-- Record list --
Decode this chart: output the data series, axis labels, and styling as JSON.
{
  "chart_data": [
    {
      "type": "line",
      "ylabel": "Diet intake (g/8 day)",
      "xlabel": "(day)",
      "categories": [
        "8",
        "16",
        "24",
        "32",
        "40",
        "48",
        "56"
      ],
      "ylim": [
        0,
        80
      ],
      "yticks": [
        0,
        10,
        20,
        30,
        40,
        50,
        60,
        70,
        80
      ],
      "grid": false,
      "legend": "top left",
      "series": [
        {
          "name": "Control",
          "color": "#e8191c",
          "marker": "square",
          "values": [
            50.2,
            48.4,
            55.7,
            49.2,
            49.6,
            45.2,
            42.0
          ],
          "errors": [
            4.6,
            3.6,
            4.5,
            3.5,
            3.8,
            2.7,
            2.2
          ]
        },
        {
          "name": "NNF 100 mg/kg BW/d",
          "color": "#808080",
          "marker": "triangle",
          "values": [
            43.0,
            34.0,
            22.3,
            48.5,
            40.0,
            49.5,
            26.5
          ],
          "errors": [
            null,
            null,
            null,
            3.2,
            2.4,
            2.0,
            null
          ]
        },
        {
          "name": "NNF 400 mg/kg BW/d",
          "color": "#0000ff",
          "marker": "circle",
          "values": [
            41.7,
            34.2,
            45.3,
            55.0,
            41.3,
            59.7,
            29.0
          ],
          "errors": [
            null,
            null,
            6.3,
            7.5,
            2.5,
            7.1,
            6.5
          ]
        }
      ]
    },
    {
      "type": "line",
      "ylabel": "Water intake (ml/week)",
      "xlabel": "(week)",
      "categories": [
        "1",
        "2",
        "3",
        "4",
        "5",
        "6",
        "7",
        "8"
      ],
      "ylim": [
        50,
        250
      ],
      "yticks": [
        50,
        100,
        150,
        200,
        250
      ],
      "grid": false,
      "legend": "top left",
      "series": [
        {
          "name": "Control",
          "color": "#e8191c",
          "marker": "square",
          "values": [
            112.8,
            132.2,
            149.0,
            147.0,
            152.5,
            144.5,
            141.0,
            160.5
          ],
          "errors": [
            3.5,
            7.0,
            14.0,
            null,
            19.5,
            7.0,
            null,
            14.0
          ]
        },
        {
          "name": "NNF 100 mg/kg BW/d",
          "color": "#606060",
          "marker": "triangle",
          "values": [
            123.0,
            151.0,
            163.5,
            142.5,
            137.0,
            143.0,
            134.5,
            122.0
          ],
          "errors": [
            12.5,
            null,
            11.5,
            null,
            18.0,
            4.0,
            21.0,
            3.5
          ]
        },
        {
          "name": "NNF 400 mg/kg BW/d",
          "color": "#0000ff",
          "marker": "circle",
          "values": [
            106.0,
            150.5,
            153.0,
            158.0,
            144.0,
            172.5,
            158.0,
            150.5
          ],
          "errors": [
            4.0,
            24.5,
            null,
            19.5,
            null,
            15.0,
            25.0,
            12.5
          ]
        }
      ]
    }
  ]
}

-- Requirements --
Each line of the listing should be copied exactly.

-- In response --
Decode this chart: output the data series, axis labels, and styling as JSON.
{
  "chart_data": [
    {
      "type": "line",
      "ylabel": "Diet intake (g/8 day)",
      "xlabel": "(day)",
      "categories": [
        "8",
        "16",
        "24",
        "32",
        "40",
        "48",
        "56"
      ],
      "ylim": [
        0,
        80
      ],
      "yticks": [
        0,
        10,
        20,
        30,
        40,
        50,
        60,
        70,
        80
      ],
      "grid": false,
      "legend": "top left",
      "series": [
        {
          "name": "Control",
          "color": "#e8191c",
          "marker": "square",
          "values": [
            50.2,
            48.4,
            55.7,
            49.2,
            49.6,
            45.2,
            42.0
          ],
          "errors": [
            4.6,
            3.6,
            4.5,
            3.5,
            3.8,
            2.7,
            2.2
          ]
        },
        {
          "name": "NNF 100 mg/kg BW/d",
          "color": "#808080",
          "marker": "triangle",
          "values": [
            43.0,
            34.0,
            22.3,
            48.5,
            40.0,
            49.5,
            26.5
          ],
          "errors": [
            null,
            null,
            null,
            3.2,
            2.4,
            2.0,
            null
          ]
        },
        {
          "name": "NNF 400 mg/kg BW/d",
          "color": "#0000ff",
          "marker": "circle",
          "values": [
            41.7,
            34.2,
            45.3,
            55.0,
            41.3,
            59.7,
            29.0
          ],
          "errors": [
            null,
            null,
            6.3,
            7.5,
            2.5,
            7.1,
            6.5
          ]
        }
      ]
    },
    {
      "type": "line",
      "ylabel": "Water intake (ml/week)",
      "xlabel": "(week)",
      "categories": [
        "1",
        "2",
        "3",
        "4",
        "5",
        "6",
        "7",
        "8"
      ],
      "ylim": [
        50,
        250
      ],
      "yticks": [
        50,
        100,
        150,
        200,
        250
      ],
      "grid": false,
      "legend": "top left",
      "series": [
        {
          "name": "Control",
          "color": "#e8191c",
          "marker": "square",
          "values": [
            112.8,
            132.2,
            149.0,
            147.0,
            152.5,
            144.5,
            141.0,
            160.5
          ],
          "errors": [
            3.5,
            7.0,
            14.0,
            null,
            19.5,
            7.0,
            null,
            14.0
          ]
        },
        {
          "name": "NNF 100 mg/kg BW/d",
          "color": "#606060",
          "marker": "triangle",
          "values": [
            123.0,
            151.0,
            163.5,
            142.5,
            137.0,
            143.0,
            134.5,
            122.0
          ],
          "errors": [
            12.5,
            null,
            11.5,
            null,
            18.0,
            4.0,
            21.0,
            3.5
          ]
        },
        {
          "name": "NNF 400 mg/kg BW/d",
          "color": "#0000ff",
          "marker": "circle",
          "values": [
            106.0,
            150.5,
            153.0,
            158.0,
            144.0,
            172.5,
            158.0,
            150.5
          ],
          "errors": [
            4.0,
            24.5,
            null,
            19.5,
            null,
            15.0,
            25.0,
            12.5
          ]
        }
      ]
    }
  ]
}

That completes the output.